**Stored records:**
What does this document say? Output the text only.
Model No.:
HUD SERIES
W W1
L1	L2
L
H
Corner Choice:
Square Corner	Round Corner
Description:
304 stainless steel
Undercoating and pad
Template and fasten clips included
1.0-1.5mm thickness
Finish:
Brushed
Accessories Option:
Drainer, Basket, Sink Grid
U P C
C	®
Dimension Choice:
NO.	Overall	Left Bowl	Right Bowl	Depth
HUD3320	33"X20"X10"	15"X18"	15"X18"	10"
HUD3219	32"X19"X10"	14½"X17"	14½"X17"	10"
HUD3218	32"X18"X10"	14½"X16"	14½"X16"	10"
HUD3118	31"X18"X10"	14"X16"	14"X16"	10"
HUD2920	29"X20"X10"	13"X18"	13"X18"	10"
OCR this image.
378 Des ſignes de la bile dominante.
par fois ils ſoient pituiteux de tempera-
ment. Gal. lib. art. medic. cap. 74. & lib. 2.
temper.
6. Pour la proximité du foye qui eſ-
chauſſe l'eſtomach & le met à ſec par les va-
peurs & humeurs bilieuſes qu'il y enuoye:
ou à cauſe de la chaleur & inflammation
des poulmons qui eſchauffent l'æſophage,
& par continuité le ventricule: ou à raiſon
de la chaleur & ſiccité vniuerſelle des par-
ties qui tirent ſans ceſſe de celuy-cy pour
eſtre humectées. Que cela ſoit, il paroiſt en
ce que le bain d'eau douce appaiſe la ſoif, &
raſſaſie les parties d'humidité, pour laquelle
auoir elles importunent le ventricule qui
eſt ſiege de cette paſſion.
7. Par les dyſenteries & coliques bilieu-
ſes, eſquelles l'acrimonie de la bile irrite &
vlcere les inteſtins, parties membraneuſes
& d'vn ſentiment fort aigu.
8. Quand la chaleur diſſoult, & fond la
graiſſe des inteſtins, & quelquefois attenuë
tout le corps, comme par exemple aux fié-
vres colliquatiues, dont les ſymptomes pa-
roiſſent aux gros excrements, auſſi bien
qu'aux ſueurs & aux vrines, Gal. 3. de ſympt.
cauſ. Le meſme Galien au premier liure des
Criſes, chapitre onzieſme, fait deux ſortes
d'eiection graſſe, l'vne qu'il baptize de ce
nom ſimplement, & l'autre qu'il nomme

**Directions for this task:** Return all of the entries exactly as written.

**Problem solution:**
What does this document say? Output the text only.
Model No.:
HUD SERIES
W W1
L1	L2
L
H
Corner Choice:
Square Corner	Round Corner
Description:
304 stainless steel
Undercoating and pad
Template and fasten clips included
1.0-1.5mm thickness
Finish:
Brushed
Accessories Option:
Drainer, Basket, Sink Grid
U P C
C	®
Dimension Choice:
NO.	Overall	Left Bowl	Right Bowl	Depth
HUD3320	33"X20"X10"	15"X18"	15"X18"	10"
HUD3219	32"X19"X10"	14½"X17"	14½"X17"	10"
HUD3218	32"X18"X10"	14½"X16"	14½"X16"	10"
HUD3118	31"X18"X10"	14"X16"	14"X16"	10"
HUD2920	29"X20"X10"	13"X18"	13"X18"	10"
OCR this image.
378 Des ſignes de la bile dominante.
par fois ils ſoient pituiteux de tempera-
ment. Gal. lib. art. medic. cap. 74. & lib. 2.
temper.
6. Pour la proximité du foye qui eſ-
chauſſe l'eſtomach & le met à ſec par les va-
peurs & humeurs bilieuſes qu'il y enuoye:
ou à cauſe de la chaleur & inflammation
des poulmons qui eſchauffent l'æſophage,
& par continuité le ventricule: ou à raiſon
de la chaleur & ſiccité vniuerſelle des par-
ties qui tirent ſans ceſſe de celuy-cy pour
eſtre humectées. Que cela ſoit, il paroiſt en
ce que le bain d'eau douce appaiſe la ſoif, &
raſſaſie les parties d'humidité, pour laquelle
auoir elles importunent le ventricule qui
eſt ſiege de cette paſſion.
7. Par les dyſenteries & coliques bilieu-
ſes, eſquelles l'acrimonie de la bile irrite &
vlcere les inteſtins, parties membraneuſes
& d'vn ſentiment fort aigu.
8. Quand la chaleur diſſoult, & fond la
graiſſe des inteſtins, & quelquefois attenuë
tout le corps, comme par exemple aux fié-
vres colliquatiues, dont les ſymptomes pa-
roiſſent aux gros excrements, auſſi bien
qu'aux ſueurs & aux vrines, Gal. 3. de ſympt.
cauſ. Le meſme Galien au premier liure des
Criſes, chapitre onzieſme, fait deux ſortes
d'eiection graſſe, l'vne qu'il baptize de ce
nom ſimplement, & l'autre qu'il nomme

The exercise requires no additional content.